[Listed records]
-- START --

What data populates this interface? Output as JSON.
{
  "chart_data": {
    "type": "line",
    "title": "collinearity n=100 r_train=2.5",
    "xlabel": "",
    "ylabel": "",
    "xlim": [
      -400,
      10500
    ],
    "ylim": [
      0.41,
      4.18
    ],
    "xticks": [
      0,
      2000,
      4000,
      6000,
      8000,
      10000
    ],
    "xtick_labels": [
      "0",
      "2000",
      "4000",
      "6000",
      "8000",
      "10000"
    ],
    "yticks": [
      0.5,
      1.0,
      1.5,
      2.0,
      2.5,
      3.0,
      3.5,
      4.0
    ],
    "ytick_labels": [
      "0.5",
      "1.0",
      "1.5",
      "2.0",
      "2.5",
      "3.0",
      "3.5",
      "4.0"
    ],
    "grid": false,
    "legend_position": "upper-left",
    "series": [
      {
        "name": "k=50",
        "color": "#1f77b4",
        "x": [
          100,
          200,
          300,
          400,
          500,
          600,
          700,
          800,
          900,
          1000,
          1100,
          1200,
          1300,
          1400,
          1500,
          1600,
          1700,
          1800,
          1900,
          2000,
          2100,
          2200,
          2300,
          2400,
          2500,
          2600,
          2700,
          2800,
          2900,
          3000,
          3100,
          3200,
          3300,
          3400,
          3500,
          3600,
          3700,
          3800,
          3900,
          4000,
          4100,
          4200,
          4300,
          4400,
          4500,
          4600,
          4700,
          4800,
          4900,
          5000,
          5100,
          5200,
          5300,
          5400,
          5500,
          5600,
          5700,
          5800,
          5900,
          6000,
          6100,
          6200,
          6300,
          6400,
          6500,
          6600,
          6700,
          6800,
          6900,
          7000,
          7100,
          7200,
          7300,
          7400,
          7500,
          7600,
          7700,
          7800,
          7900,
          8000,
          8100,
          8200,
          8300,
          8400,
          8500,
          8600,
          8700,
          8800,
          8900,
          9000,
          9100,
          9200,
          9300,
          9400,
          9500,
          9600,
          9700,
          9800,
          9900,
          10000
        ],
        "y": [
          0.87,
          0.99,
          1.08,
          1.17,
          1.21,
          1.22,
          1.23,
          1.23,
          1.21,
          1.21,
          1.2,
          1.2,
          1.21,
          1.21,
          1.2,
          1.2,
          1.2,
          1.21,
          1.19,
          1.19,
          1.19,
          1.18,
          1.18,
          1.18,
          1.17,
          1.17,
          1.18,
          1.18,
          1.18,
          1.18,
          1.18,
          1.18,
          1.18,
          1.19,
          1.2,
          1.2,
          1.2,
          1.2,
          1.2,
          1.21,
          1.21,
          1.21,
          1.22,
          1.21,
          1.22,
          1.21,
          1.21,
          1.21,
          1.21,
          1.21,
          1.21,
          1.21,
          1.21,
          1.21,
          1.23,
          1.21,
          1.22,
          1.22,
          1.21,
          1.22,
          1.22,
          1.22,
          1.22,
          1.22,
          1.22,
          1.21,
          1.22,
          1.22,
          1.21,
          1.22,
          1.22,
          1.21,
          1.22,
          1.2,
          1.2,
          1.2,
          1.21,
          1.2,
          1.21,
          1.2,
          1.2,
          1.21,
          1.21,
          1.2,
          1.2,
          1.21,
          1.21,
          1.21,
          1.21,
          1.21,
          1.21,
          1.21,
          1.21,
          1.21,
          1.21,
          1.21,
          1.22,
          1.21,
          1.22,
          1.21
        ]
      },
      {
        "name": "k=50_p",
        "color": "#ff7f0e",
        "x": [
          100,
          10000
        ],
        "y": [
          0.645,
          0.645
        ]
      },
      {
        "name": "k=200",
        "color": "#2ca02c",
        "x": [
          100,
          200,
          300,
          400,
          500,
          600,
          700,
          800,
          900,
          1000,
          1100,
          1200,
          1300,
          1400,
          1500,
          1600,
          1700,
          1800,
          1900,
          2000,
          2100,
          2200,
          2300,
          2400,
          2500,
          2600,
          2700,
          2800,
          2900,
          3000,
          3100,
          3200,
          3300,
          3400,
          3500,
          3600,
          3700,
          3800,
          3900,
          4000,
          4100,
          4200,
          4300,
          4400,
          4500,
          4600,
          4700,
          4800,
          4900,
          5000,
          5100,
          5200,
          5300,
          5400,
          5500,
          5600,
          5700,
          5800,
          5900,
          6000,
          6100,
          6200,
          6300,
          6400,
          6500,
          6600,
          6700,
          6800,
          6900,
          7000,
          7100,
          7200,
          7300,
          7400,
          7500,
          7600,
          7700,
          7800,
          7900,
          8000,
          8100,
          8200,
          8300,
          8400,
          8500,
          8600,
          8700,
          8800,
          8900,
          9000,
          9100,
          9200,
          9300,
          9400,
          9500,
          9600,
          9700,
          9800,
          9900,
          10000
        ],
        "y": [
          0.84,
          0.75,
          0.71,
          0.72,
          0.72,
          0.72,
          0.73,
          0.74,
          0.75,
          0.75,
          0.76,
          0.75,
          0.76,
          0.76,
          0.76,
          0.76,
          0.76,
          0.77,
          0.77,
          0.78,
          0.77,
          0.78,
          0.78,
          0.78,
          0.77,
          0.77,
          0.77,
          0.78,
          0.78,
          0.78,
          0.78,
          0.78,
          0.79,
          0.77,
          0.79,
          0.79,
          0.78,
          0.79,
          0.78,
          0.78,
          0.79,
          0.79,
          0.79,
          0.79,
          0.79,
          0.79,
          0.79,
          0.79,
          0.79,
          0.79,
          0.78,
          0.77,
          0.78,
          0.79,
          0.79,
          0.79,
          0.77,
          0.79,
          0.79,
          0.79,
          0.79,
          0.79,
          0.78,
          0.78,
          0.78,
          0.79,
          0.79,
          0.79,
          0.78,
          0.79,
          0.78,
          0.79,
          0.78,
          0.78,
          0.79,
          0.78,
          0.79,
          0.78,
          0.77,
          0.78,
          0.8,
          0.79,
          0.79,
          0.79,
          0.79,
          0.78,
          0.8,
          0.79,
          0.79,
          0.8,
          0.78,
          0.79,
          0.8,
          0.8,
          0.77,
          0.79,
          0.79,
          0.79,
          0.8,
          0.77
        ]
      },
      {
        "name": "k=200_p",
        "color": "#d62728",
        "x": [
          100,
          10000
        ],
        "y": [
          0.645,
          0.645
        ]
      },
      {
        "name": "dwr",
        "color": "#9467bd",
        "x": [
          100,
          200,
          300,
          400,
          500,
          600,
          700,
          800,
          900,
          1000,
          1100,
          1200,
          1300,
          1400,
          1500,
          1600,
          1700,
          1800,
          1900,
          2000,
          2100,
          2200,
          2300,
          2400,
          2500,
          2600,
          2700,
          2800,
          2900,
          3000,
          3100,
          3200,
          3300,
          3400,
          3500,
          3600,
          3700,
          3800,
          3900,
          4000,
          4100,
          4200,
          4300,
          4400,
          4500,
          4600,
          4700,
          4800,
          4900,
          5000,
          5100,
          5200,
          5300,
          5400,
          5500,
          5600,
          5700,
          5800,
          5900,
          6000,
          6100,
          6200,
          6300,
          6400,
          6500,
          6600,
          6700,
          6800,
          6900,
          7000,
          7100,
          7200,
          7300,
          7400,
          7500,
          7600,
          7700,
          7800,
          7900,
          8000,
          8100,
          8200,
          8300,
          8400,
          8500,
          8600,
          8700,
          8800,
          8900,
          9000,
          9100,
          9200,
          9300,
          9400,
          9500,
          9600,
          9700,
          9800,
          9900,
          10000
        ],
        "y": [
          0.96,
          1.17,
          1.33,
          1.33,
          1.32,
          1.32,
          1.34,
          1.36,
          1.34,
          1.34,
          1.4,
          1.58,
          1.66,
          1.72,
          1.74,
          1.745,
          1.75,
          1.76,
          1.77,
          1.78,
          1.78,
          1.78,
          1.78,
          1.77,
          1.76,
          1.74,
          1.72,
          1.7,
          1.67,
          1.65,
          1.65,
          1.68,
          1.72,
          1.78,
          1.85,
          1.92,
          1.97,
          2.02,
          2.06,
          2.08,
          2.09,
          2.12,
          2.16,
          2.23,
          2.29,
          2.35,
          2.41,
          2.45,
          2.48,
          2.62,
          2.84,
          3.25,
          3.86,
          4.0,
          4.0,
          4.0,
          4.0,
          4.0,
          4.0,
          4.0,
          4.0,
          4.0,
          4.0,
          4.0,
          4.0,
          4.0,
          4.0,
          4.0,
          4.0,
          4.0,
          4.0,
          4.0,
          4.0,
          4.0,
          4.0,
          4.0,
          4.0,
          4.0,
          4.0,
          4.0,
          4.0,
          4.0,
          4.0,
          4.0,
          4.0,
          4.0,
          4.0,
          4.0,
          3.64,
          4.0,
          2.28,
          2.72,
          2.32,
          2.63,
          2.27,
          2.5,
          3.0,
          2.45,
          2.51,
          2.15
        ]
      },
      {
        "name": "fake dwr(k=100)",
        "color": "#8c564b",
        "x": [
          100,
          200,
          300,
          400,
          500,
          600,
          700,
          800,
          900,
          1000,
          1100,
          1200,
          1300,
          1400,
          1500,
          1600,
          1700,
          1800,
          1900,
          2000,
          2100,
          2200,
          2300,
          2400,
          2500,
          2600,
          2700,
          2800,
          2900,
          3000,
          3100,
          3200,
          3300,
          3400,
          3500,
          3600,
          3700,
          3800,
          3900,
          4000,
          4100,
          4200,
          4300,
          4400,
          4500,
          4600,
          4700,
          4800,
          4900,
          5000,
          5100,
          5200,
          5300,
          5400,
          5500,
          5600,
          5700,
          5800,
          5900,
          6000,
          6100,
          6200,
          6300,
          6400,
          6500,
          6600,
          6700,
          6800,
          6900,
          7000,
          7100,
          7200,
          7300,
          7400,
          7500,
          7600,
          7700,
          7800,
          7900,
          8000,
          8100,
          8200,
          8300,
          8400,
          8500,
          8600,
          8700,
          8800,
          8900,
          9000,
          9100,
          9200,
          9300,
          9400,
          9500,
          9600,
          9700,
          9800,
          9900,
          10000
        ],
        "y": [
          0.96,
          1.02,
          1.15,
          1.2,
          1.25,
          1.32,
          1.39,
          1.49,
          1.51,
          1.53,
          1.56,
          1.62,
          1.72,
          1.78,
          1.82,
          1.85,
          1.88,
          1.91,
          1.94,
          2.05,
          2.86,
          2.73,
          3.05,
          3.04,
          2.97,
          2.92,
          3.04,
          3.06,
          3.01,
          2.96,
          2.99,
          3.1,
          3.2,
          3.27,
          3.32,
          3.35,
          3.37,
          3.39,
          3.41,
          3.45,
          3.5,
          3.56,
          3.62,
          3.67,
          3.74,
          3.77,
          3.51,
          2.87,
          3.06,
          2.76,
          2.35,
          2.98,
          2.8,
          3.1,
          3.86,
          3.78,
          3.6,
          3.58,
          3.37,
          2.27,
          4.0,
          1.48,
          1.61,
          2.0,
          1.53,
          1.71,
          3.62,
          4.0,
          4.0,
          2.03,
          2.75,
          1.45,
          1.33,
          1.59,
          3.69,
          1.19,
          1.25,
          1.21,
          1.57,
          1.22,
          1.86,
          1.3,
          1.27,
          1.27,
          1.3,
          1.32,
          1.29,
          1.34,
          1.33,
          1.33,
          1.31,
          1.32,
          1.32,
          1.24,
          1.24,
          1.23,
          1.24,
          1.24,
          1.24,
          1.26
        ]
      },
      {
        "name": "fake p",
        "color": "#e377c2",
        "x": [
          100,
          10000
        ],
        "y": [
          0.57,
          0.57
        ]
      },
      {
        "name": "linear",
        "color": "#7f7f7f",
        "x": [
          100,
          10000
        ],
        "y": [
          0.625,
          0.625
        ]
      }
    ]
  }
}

-- END --

How many lines in the listing contain "name"? Answer with the number alone.

[Correct result] 8